Dataset items:
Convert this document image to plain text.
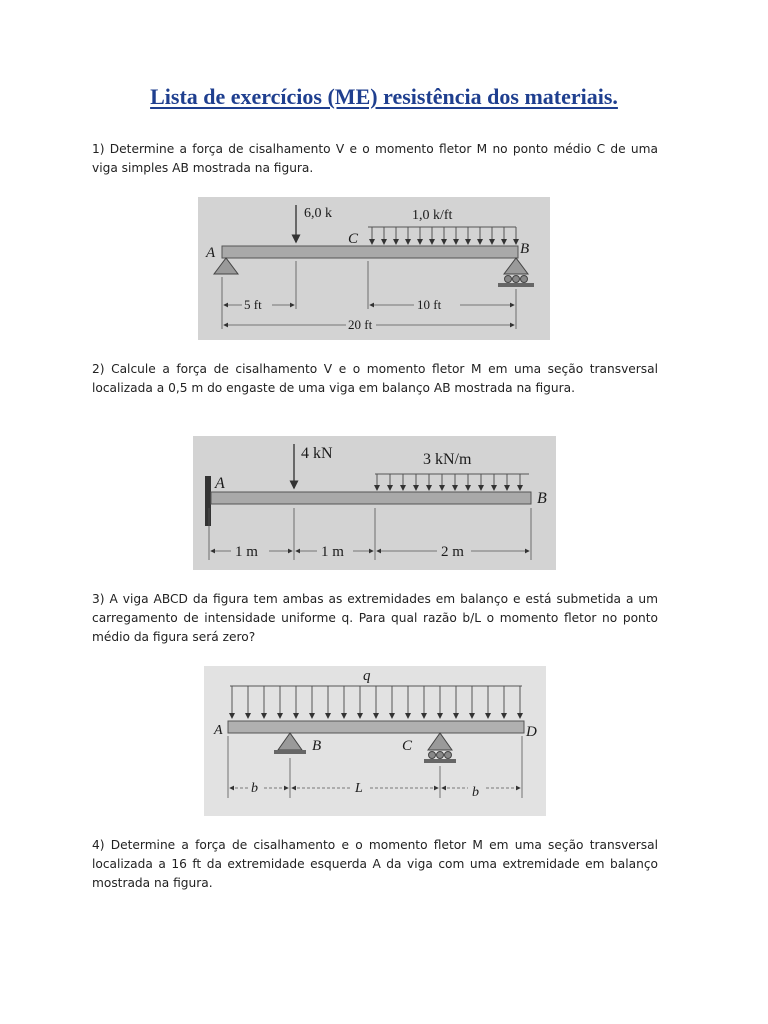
Lista de exercícios (ME) resistência dos materiais.
1) Determine a força de cisalhamento V e o momento fletor M no ponto médio C de uma viga simples AB mostrada na figura.
6,0 k	1,0 k/ft
A
C
B
5 ft	10 ft
20 ft
2) Calcule a força de cisalhamento V e o momento fletor M em uma seção transversal localizada a 0,5 m do engaste de uma viga em balanço AB mostrada na figura.
4 kN	3 kN/m
A
B
1 m	1 m	2 m
3) A viga ABCD da figura tem ambas as extremidades em balanço e está submetida a um carregamento de intensidade uniforme q. Para qual razão b/L o momento fletor no ponto médio da figura será zero?
q
A
B	C
D
b	L	b
4) Determine a força de cisalhamento e o momento fletor M em uma seção transversal localizada a 16 ft da extremidade esquerda A da viga com uma extremidade em balanço mostrada na figura.
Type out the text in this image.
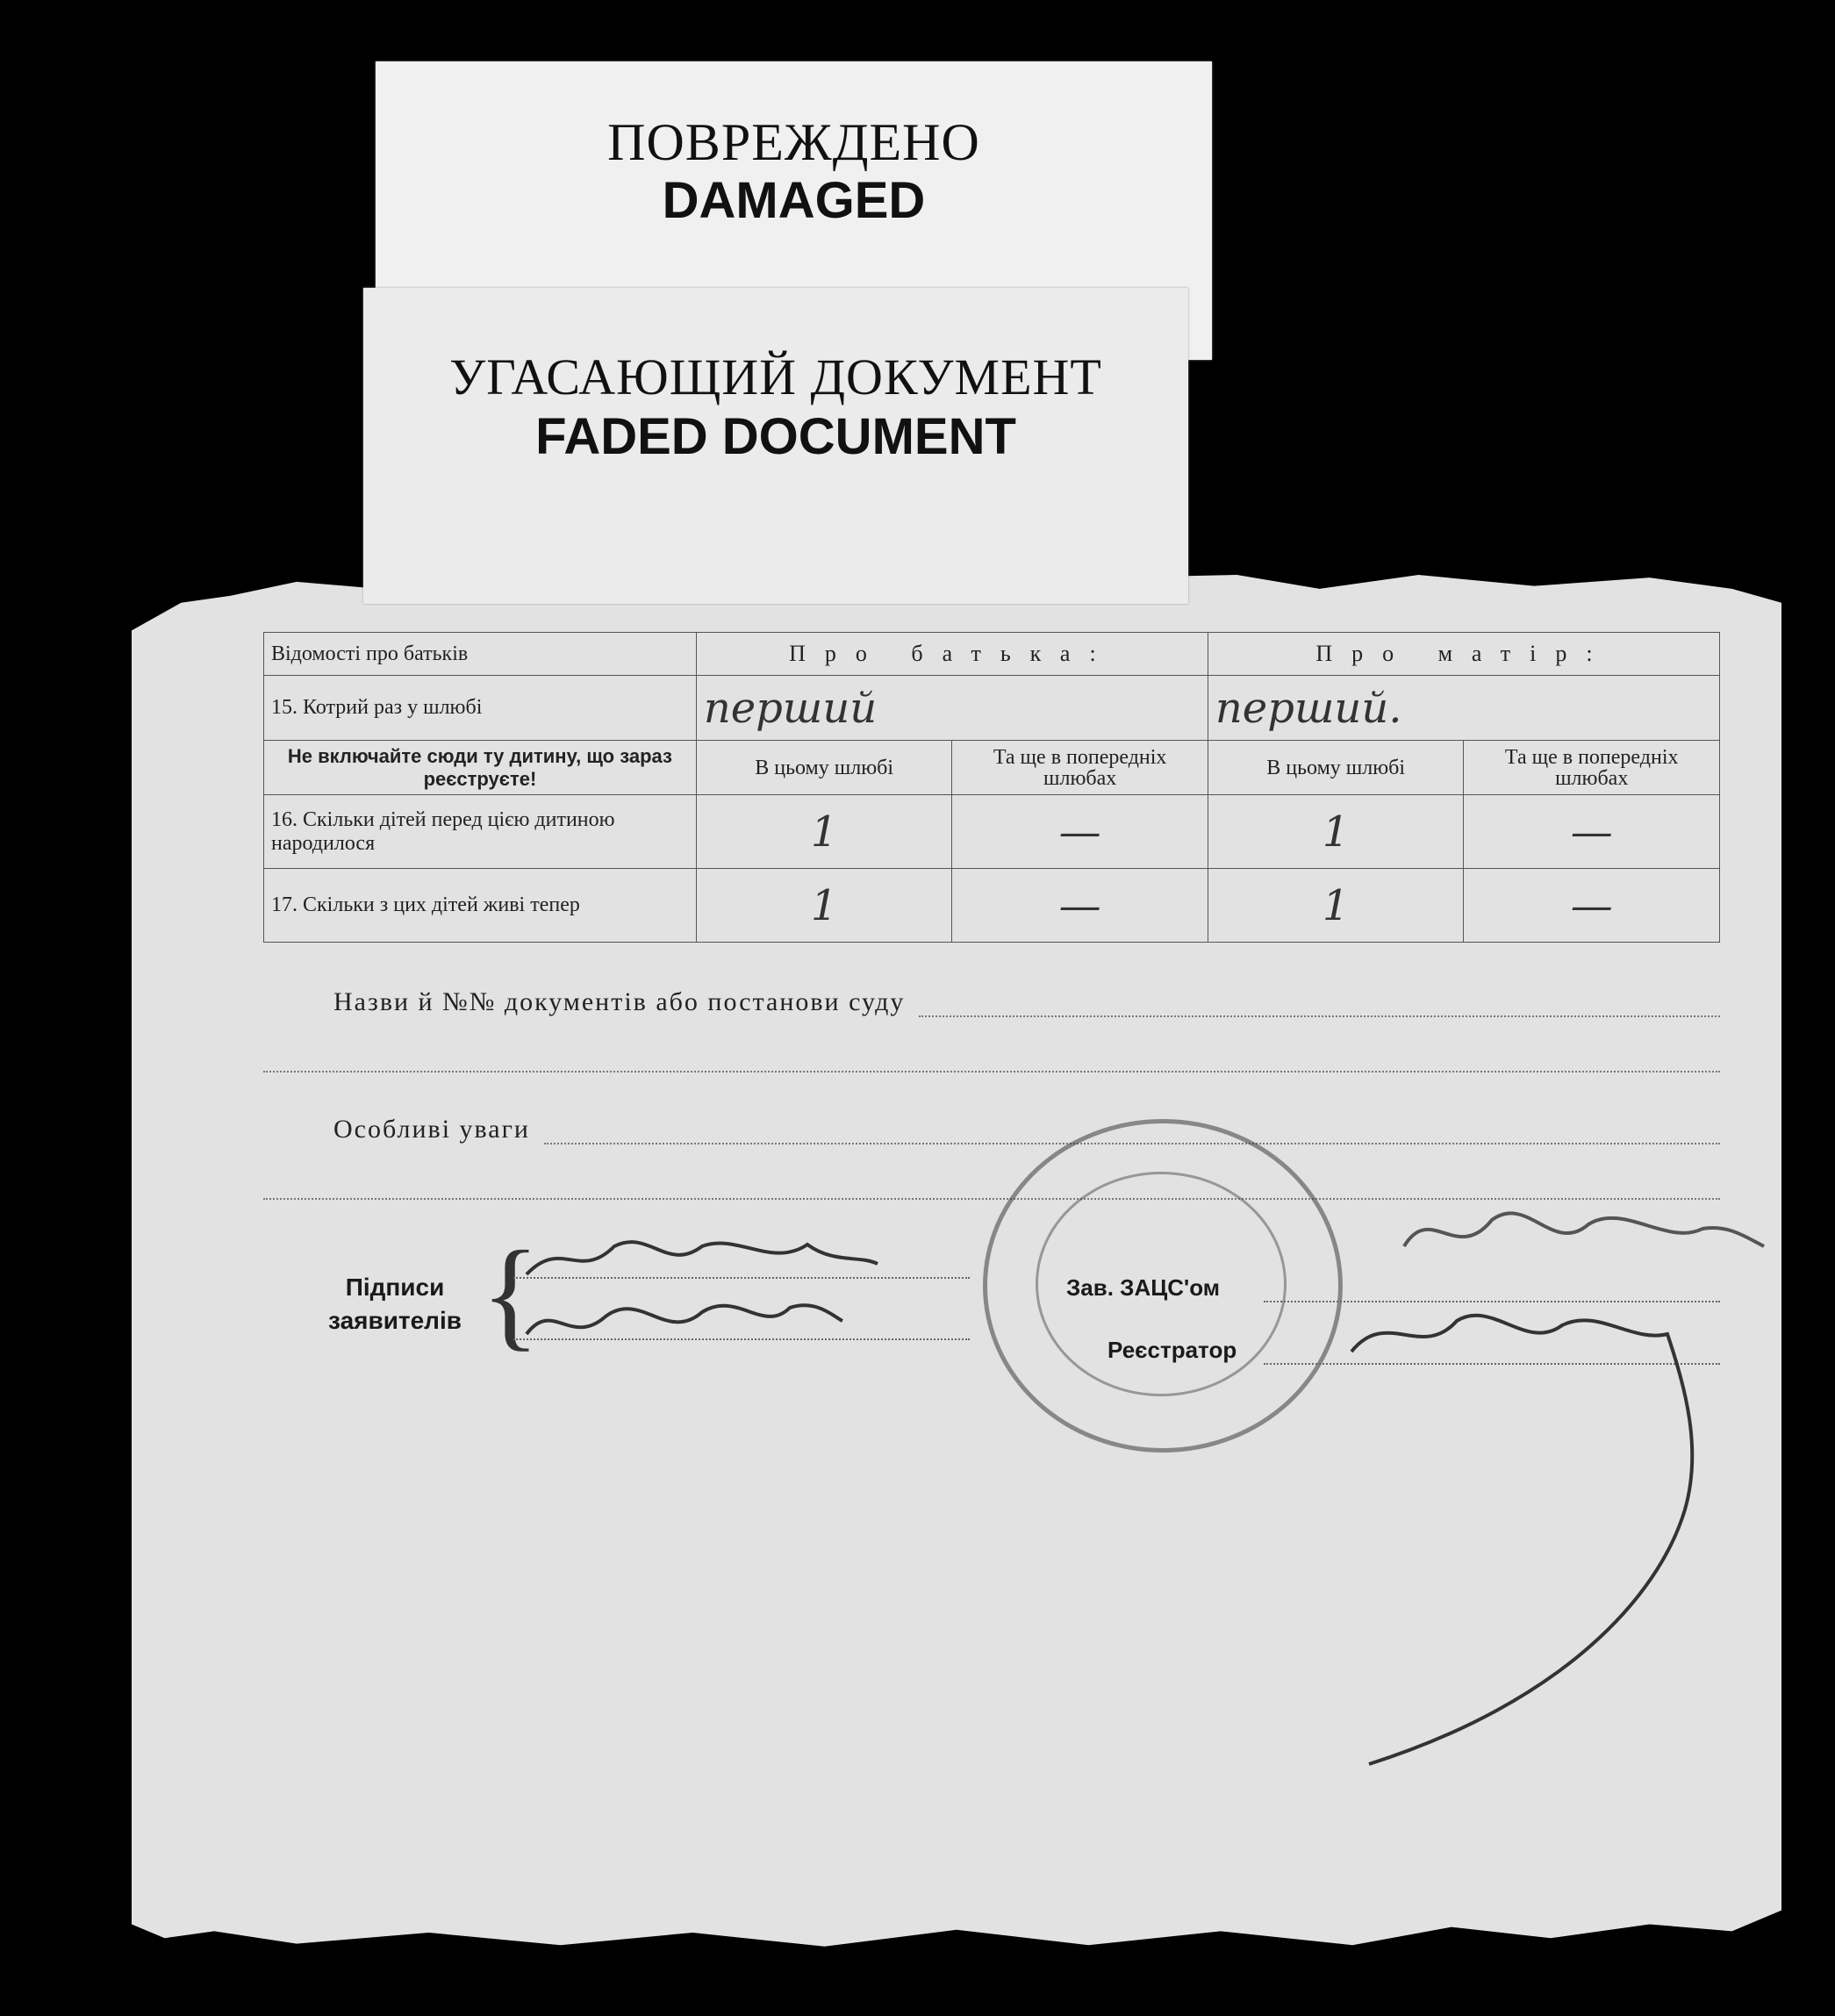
ПОВРЕЖДЕНО
DAMAGED
УГАСАЮЩИЙ ДОКУМЕНТ
FADED DOCUMENT
Відомості про батьків	Про батька:		Про матір:	
15. Котрий раз у шлюбі	перший		перший.	
Не включайте сюди ту дитину, що зараз реєструєте!	В цьому шлюбі	Та ще в попередніх шлюбах	В цьому шлюбі	Та ще в попередніх шлюбах
16. Скільки дітей перед цією дитиною народилося	1	—	1	—
17. Скільки з цих дітей живі тепер	1	—	1	—
Назви й №№ документів або постанови суду
Особливі уваги
Підписи
заявителів {	Зав. ЗАЦС'ом
Реєстратор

▶ [Given exercise]: The entries above should be reproduced exactly, without their pictures.

▶ [Result of this exercise]:
Convert this document image to plain text.
Lista de exercícios (ME) resistência dos materiais.
1) Determine a força de cisalhamento V e o momento fletor M no ponto médio C de uma viga simples AB mostrada na figura.
6,0 k	1,0 k/ft
A
C
B
5 ft	10 ft
20 ft
2) Calcule a força de cisalhamento V e o momento fletor M em uma seção transversal localizada a 0,5 m do engaste de uma viga em balanço AB mostrada na figura.
4 kN	3 kN/m
A
B
1 m	1 m	2 m
3) A viga ABCD da figura tem ambas as extremidades em balanço e está submetida a um carregamento de intensidade uniforme q. Para qual razão b/L o momento fletor no ponto médio da figura será zero?
q
A
B	C
D
b	L	b
4) Determine a força de cisalhamento e o momento fletor M em uma seção transversal localizada a 16 ft da extremidade esquerda A da viga com uma extremidade em balanço mostrada na figura.
Type out the text in this image.
ПОВРЕЖДЕНО
DAMAGED
УГАСАЮЩИЙ ДОКУМЕНТ
FADED DOCUMENT
Відомості про батьків	Про батька:		Про матір:	
15. Котрий раз у шлюбі	перший		перший.	
Не включайте сюди ту дитину, що зараз реєструєте!	В цьому шлюбі	Та ще в попередніх шлюбах	В цьому шлюбі	Та ще в попередніх шлюбах
16. Скільки дітей перед цією дитиною народилося	1	—	1	—
17. Скільки з цих дітей живі тепер	1	—	1	—
Назви й №№ документів або постанови суду
Особливі уваги
Підписи
заявителів {	Зав. ЗАЦС'ом
Реєстратор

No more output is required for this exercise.